[Dataset records]

-- Begin --

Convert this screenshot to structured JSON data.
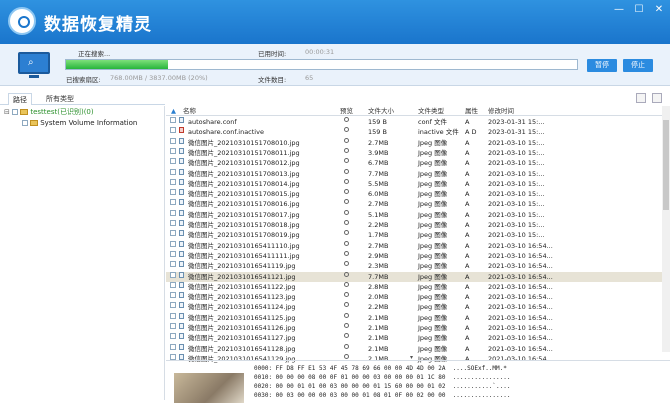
{
  "app": {
    "title": "数据恢复精灵"
  },
  "status": {
    "searching_label": "正在搜索...",
    "elapsed_label": "已用时间:",
    "elapsed_value": "00:00:31",
    "searched_label": "已搜索扇区:",
    "searched_value": "768.00MB / 3837.00MB (20%)",
    "files_label": "文件数目:",
    "files_value": "65",
    "progress_fraction": 0.2,
    "pause_label": "暂停",
    "stop_label": "停止"
  },
  "tabs": {
    "path": "路径",
    "types": "所有类型"
  },
  "tree": {
    "root": "testtest(已识别)(0)",
    "child": "System Volume Information"
  },
  "columns": {
    "name": "名称",
    "preview": "预览",
    "size": "文件大小",
    "type": "文件类型",
    "attr": "属性",
    "modified": "修改时间"
  },
  "files": [
    {
      "name": "autoshare.conf",
      "size": "159 B",
      "type": "conf 文件",
      "attr": "A",
      "modified": "2023-01-31 15:..."
    },
    {
      "name": "autoshare.conf.inactive",
      "size": "159 B",
      "type": "inactive 文件",
      "attr": "A D",
      "modified": "2023-01-31 15:..."
    },
    {
      "name": "微信图片_20210310151708010.jpg",
      "size": "2.7MB",
      "type": "Jpeg 图像",
      "attr": "A",
      "modified": "2021-03-10 15:..."
    },
    {
      "name": "微信图片_20210310151708011.jpg",
      "size": "3.9MB",
      "type": "Jpeg 图像",
      "attr": "A",
      "modified": "2021-03-10 15:..."
    },
    {
      "name": "微信图片_20210310151708012.jpg",
      "size": "6.7MB",
      "type": "Jpeg 图像",
      "attr": "A",
      "modified": "2021-03-10 15:..."
    },
    {
      "name": "微信图片_20210310151708013.jpg",
      "size": "7.7MB",
      "type": "Jpeg 图像",
      "attr": "A",
      "modified": "2021-03-10 15:..."
    },
    {
      "name": "微信图片_20210310151708014.jpg",
      "size": "5.5MB",
      "type": "Jpeg 图像",
      "attr": "A",
      "modified": "2021-03-10 15:..."
    },
    {
      "name": "微信图片_20210310151708015.jpg",
      "size": "6.0MB",
      "type": "Jpeg 图像",
      "attr": "A",
      "modified": "2021-03-10 15:..."
    },
    {
      "name": "微信图片_20210310151708016.jpg",
      "size": "2.7MB",
      "type": "Jpeg 图像",
      "attr": "A",
      "modified": "2021-03-10 15:..."
    },
    {
      "name": "微信图片_20210310151708017.jpg",
      "size": "5.1MB",
      "type": "Jpeg 图像",
      "attr": "A",
      "modified": "2021-03-10 15:..."
    },
    {
      "name": "微信图片_20210310151708018.jpg",
      "size": "2.2MB",
      "type": "Jpeg 图像",
      "attr": "A",
      "modified": "2021-03-10 15:..."
    },
    {
      "name": "微信图片_20210310151708019.jpg",
      "size": "1.7MB",
      "type": "Jpeg 图像",
      "attr": "A",
      "modified": "2021-03-10 15:..."
    },
    {
      "name": "微信图片_20210310165411110.jpg",
      "size": "2.7MB",
      "type": "Jpeg 图像",
      "attr": "A",
      "modified": "2021-03-10 16:54..."
    },
    {
      "name": "微信图片_20210310165411111.jpg",
      "size": "2.9MB",
      "type": "Jpeg 图像",
      "attr": "A",
      "modified": "2021-03-10 16:54..."
    },
    {
      "name": "微信图片_2021031016541119.jpg",
      "size": "2.3MB",
      "type": "Jpeg 图像",
      "attr": "A",
      "modified": "2021-03-10 16:54..."
    },
    {
      "name": "微信图片_2021031016541121.jpg",
      "size": "7.7MB",
      "type": "Jpeg 图像",
      "attr": "A",
      "modified": "2021-03-10 16:54..."
    },
    {
      "name": "微信图片_2021031016541122.jpg",
      "size": "2.8MB",
      "type": "Jpeg 图像",
      "attr": "A",
      "modified": "2021-03-10 16:54..."
    },
    {
      "name": "微信图片_2021031016541123.jpg",
      "size": "2.0MB",
      "type": "Jpeg 图像",
      "attr": "A",
      "modified": "2021-03-10 16:54..."
    },
    {
      "name": "微信图片_2021031016541124.jpg",
      "size": "2.2MB",
      "type": "Jpeg 图像",
      "attr": "A",
      "modified": "2021-03-10 16:54..."
    },
    {
      "name": "微信图片_2021031016541125.jpg",
      "size": "2.1MB",
      "type": "Jpeg 图像",
      "attr": "A",
      "modified": "2021-03-10 16:54..."
    },
    {
      "name": "微信图片_2021031016541126.jpg",
      "size": "2.1MB",
      "type": "Jpeg 图像",
      "attr": "A",
      "modified": "2021-03-10 16:54..."
    },
    {
      "name": "微信图片_2021031016541127.jpg",
      "size": "2.1MB",
      "type": "Jpeg 图像",
      "attr": "A",
      "modified": "2021-03-10 16:54..."
    },
    {
      "name": "微信图片_2021031016541128.jpg",
      "size": "2.1MB",
      "type": "Jpeg 图像",
      "attr": "A",
      "modified": "2021-03-10 16:54..."
    },
    {
      "name": "微信图片_2021031016541129.jpg",
      "size": "2.1MB",
      "type": "Jpeg 图像",
      "attr": "A",
      "modified": "2021-03-10 16:54..."
    }
  ],
  "selected_index": 15,
  "hex": [
    "0000: FF D8 FF E1 53 4F 45 78 69 66 00 00 4D 4D 00 2A  ....SOExf..MM.*",
    "0010: 00 00 00 08 00 0F 01 00 00 03 00 00 00 01 1C 80  ................",
    "0020: 00 00 01 01 00 03 00 00 00 01 15 60 00 00 01 02  ...........`....",
    "0030: 00 03 00 00 00 03 00 00 01 08 01 0F 00 02 00 00  ................"
  ]
}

-- End --

- _Problem_
Using the records above, output their complete text exactly, minus any images.

- _Result of this exercise_
Convert this screenshot to structured JSON data.
{
  "app": {
    "title": "数据恢复精灵"
  },
  "status": {
    "searching_label": "正在搜索...",
    "elapsed_label": "已用时间:",
    "elapsed_value": "00:00:31",
    "searched_label": "已搜索扇区:",
    "searched_value": "768.00MB / 3837.00MB (20%)",
    "files_label": "文件数目:",
    "files_value": "65",
    "progress_fraction": 0.2,
    "pause_label": "暂停",
    "stop_label": "停止"
  },
  "tabs": {
    "path": "路径",
    "types": "所有类型"
  },
  "tree": {
    "root": "testtest(已识别)(0)",
    "child": "System Volume Information"
  },
  "columns": {
    "name": "名称",
    "preview": "预览",
    "size": "文件大小",
    "type": "文件类型",
    "attr": "属性",
    "modified": "修改时间"
  },
  "files": [
    {
      "name": "autoshare.conf",
      "size": "159 B",
      "type": "conf 文件",
      "attr": "A",
      "modified": "2023-01-31 15:..."
    },
    {
      "name": "autoshare.conf.inactive",
      "size": "159 B",
      "type": "inactive 文件",
      "attr": "A D",
      "modified": "2023-01-31 15:..."
    },
    {
      "name": "微信图片_20210310151708010.jpg",
      "size": "2.7MB",
      "type": "Jpeg 图像",
      "attr": "A",
      "modified": "2021-03-10 15:..."
    },
    {
      "name": "微信图片_20210310151708011.jpg",
      "size": "3.9MB",
      "type": "Jpeg 图像",
      "attr": "A",
      "modified": "2021-03-10 15:..."
    },
    {
      "name": "微信图片_20210310151708012.jpg",
      "size": "6.7MB",
      "type": "Jpeg 图像",
      "attr": "A",
      "modified": "2021-03-10 15:..."
    },
    {
      "name": "微信图片_20210310151708013.jpg",
      "size": "7.7MB",
      "type": "Jpeg 图像",
      "attr": "A",
      "modified": "2021-03-10 15:..."
    },
    {
      "name": "微信图片_20210310151708014.jpg",
      "size": "5.5MB",
      "type": "Jpeg 图像",
      "attr": "A",
      "modified": "2021-03-10 15:..."
    },
    {
      "name": "微信图片_20210310151708015.jpg",
      "size": "6.0MB",
      "type": "Jpeg 图像",
      "attr": "A",
      "modified": "2021-03-10 15:..."
    },
    {
      "name": "微信图片_20210310151708016.jpg",
      "size": "2.7MB",
      "type": "Jpeg 图像",
      "attr": "A",
      "modified": "2021-03-10 15:..."
    },
    {
      "name": "微信图片_20210310151708017.jpg",
      "size": "5.1MB",
      "type": "Jpeg 图像",
      "attr": "A",
      "modified": "2021-03-10 15:..."
    },
    {
      "name": "微信图片_20210310151708018.jpg",
      "size": "2.2MB",
      "type": "Jpeg 图像",
      "attr": "A",
      "modified": "2021-03-10 15:..."
    },
    {
      "name": "微信图片_20210310151708019.jpg",
      "size": "1.7MB",
      "type": "Jpeg 图像",
      "attr": "A",
      "modified": "2021-03-10 15:..."
    },
    {
      "name": "微信图片_20210310165411110.jpg",
      "size": "2.7MB",
      "type": "Jpeg 图像",
      "attr": "A",
      "modified": "2021-03-10 16:54..."
    },
    {
      "name": "微信图片_20210310165411111.jpg",
      "size": "2.9MB",
      "type": "Jpeg 图像",
      "attr": "A",
      "modified": "2021-03-10 16:54..."
    },
    {
      "name": "微信图片_2021031016541119.jpg",
      "size": "2.3MB",
      "type": "Jpeg 图像",
      "attr": "A",
      "modified": "2021-03-10 16:54..."
    },
    {
      "name": "微信图片_2021031016541121.jpg",
      "size": "7.7MB",
      "type": "Jpeg 图像",
      "attr": "A",
      "modified": "2021-03-10 16:54..."
    },
    {
      "name": "微信图片_2021031016541122.jpg",
      "size": "2.8MB",
      "type": "Jpeg 图像",
      "attr": "A",
      "modified": "2021-03-10 16:54..."
    },
    {
      "name": "微信图片_2021031016541123.jpg",
      "size": "2.0MB",
      "type": "Jpeg 图像",
      "attr": "A",
      "modified": "2021-03-10 16:54..."
    },
    {
      "name": "微信图片_2021031016541124.jpg",
      "size": "2.2MB",
      "type": "Jpeg 图像",
      "attr": "A",
      "modified": "2021-03-10 16:54..."
    },
    {
      "name": "微信图片_2021031016541125.jpg",
      "size": "2.1MB",
      "type": "Jpeg 图像",
      "attr": "A",
      "modified": "2021-03-10 16:54..."
    },
    {
      "name": "微信图片_2021031016541126.jpg",
      "size": "2.1MB",
      "type": "Jpeg 图像",
      "attr": "A",
      "modified": "2021-03-10 16:54..."
    },
    {
      "name": "微信图片_2021031016541127.jpg",
      "size": "2.1MB",
      "type": "Jpeg 图像",
      "attr": "A",
      "modified": "2021-03-10 16:54..."
    },
    {
      "name": "微信图片_2021031016541128.jpg",
      "size": "2.1MB",
      "type": "Jpeg 图像",
      "attr": "A",
      "modified": "2021-03-10 16:54..."
    },
    {
      "name": "微信图片_2021031016541129.jpg",
      "size": "2.1MB",
      "type": "Jpeg 图像",
      "attr": "A",
      "modified": "2021-03-10 16:54..."
    }
  ],
  "selected_index": 15,
  "hex": [
    "0000: FF D8 FF E1 53 4F 45 78 69 66 00 00 4D 4D 00 2A  ....SOExf..MM.*",
    "0010: 00 00 00 08 00 0F 01 00 00 03 00 00 00 01 1C 80  ................",
    "0020: 00 00 01 01 00 03 00 00 00 01 15 60 00 00 01 02  ...........`....",
    "0030: 00 03 00 00 00 03 00 00 01 08 01 0F 00 02 00 00  ................"
  ]
}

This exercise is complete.